> [Aim of the task]: Find every line in the records below that contains the word "this", and copy each such line.

Data listing:
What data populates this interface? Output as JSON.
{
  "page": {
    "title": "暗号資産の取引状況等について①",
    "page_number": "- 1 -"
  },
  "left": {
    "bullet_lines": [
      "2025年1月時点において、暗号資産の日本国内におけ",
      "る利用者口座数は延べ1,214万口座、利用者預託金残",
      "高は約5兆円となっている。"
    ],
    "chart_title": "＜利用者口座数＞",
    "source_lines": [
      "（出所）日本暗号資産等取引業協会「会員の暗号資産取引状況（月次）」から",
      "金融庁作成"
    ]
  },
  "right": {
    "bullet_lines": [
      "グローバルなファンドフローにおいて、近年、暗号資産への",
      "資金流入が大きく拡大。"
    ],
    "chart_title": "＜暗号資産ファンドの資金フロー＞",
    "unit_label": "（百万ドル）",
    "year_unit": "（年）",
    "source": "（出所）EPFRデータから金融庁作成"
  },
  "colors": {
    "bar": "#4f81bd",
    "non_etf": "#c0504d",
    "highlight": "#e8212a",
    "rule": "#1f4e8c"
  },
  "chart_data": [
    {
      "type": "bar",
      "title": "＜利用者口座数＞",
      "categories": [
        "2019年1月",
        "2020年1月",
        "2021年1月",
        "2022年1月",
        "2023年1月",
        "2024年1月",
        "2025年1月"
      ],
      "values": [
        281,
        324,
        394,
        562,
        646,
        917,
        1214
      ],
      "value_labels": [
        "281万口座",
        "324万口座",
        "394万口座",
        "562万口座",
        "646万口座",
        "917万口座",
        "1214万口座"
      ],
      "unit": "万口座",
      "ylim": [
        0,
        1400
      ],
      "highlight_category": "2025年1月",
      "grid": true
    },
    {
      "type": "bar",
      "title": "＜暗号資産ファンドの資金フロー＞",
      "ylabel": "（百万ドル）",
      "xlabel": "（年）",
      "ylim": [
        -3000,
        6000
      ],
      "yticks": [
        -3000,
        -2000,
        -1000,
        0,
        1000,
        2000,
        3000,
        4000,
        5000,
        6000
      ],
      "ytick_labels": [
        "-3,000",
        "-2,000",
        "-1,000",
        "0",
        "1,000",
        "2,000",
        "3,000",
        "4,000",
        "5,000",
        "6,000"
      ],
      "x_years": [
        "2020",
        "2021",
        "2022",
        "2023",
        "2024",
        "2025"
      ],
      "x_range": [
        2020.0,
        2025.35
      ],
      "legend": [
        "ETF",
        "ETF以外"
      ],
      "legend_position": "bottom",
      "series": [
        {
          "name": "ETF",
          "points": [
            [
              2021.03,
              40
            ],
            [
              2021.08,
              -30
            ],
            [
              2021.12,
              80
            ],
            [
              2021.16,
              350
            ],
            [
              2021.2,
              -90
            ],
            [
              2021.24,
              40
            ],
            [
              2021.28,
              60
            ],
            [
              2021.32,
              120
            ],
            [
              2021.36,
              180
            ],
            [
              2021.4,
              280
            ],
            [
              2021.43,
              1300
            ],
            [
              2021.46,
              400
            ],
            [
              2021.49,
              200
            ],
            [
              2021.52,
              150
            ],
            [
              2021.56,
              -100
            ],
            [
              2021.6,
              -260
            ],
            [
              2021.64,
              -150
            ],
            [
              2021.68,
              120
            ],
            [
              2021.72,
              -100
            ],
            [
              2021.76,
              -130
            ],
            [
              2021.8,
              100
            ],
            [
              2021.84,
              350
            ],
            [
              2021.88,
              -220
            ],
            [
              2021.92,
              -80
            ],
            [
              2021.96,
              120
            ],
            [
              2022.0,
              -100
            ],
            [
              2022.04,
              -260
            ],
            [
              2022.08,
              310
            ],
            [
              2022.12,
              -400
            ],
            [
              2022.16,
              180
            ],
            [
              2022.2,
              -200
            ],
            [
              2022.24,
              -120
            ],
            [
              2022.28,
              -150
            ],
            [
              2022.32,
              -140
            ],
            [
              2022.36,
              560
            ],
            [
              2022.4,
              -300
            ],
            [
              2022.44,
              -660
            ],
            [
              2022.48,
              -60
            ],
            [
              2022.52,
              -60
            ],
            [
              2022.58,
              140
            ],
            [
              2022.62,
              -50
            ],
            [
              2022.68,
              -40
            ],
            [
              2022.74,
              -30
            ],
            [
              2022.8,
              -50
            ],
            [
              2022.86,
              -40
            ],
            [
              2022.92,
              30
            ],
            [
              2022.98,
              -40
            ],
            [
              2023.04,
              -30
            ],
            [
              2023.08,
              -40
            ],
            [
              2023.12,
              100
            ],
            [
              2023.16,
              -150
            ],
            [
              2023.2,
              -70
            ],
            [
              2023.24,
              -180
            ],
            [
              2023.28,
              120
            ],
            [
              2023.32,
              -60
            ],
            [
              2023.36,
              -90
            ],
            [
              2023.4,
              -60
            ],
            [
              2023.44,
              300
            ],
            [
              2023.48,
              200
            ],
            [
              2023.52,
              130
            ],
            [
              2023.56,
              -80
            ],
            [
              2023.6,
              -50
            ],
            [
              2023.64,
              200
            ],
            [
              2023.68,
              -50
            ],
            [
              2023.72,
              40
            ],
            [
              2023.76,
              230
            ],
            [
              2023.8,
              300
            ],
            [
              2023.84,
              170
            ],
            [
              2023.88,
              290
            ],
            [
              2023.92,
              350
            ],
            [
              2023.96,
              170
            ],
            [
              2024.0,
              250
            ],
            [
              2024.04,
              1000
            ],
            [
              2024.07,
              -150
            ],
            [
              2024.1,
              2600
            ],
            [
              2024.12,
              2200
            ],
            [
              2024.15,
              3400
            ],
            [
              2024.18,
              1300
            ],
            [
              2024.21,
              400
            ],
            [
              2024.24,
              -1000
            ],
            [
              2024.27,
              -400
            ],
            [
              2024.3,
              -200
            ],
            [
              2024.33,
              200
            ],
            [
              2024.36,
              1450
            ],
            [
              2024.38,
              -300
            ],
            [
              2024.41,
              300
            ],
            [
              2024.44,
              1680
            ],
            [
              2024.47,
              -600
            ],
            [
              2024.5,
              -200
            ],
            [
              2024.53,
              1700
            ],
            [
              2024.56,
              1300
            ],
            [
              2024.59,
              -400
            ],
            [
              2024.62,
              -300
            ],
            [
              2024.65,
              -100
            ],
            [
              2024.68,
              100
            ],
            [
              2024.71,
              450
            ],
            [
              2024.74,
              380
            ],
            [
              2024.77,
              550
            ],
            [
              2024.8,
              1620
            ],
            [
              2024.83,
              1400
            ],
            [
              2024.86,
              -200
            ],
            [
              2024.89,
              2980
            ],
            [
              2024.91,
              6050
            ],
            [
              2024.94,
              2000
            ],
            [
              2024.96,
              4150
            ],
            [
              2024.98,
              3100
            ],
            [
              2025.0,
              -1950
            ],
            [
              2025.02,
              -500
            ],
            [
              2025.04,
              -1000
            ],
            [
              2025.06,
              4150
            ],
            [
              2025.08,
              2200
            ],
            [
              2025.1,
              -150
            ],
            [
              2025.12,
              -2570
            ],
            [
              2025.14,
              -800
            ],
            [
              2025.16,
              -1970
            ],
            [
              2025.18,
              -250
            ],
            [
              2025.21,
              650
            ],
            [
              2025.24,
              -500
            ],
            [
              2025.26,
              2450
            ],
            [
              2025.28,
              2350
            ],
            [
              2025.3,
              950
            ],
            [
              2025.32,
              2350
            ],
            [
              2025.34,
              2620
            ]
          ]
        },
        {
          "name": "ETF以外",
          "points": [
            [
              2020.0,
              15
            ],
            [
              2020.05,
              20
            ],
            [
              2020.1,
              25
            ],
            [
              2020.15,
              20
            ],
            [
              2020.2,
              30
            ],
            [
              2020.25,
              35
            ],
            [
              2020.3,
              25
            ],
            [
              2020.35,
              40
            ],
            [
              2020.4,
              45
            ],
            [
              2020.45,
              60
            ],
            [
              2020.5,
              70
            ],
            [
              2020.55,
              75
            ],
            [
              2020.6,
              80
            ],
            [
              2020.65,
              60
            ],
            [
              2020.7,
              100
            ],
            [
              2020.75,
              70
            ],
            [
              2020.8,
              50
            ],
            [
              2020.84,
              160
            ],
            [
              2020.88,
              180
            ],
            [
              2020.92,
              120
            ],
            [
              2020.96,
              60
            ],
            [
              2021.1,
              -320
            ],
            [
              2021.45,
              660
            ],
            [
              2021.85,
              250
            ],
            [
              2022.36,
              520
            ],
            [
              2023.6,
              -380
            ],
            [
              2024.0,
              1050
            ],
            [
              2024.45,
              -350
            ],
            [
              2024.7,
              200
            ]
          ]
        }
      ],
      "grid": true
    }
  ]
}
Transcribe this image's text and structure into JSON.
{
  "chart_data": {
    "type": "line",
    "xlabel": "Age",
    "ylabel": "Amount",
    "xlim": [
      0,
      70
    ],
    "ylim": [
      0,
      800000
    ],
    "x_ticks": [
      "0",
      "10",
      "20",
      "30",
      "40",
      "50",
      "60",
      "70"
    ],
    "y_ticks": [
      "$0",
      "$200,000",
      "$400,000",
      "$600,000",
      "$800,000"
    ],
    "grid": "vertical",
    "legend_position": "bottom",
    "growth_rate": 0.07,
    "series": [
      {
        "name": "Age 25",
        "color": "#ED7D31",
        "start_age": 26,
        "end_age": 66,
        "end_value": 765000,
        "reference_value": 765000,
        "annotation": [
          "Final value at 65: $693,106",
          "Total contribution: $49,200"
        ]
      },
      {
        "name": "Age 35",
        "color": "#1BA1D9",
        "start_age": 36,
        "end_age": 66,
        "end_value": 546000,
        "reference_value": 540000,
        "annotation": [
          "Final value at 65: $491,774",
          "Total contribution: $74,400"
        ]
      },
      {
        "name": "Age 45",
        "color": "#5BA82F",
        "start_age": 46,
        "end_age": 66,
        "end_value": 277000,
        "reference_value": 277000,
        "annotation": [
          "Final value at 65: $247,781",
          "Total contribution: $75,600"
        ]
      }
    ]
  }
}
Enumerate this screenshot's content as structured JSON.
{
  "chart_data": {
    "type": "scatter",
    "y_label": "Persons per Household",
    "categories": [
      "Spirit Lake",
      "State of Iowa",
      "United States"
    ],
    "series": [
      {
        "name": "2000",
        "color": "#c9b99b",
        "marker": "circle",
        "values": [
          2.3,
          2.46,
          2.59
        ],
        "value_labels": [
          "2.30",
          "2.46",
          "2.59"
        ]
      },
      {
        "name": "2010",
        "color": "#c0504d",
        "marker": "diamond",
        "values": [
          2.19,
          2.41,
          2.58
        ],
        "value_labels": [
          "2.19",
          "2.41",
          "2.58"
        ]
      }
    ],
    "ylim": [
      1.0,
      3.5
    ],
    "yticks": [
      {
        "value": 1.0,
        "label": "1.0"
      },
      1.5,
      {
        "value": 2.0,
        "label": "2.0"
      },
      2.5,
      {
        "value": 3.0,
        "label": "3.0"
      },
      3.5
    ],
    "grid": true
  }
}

> [Solved problem]:
What data populates this interface? Output as JSON.
Transcribe this image's text and structure into JSON.
Enumerate this screenshot's content as structured JSON.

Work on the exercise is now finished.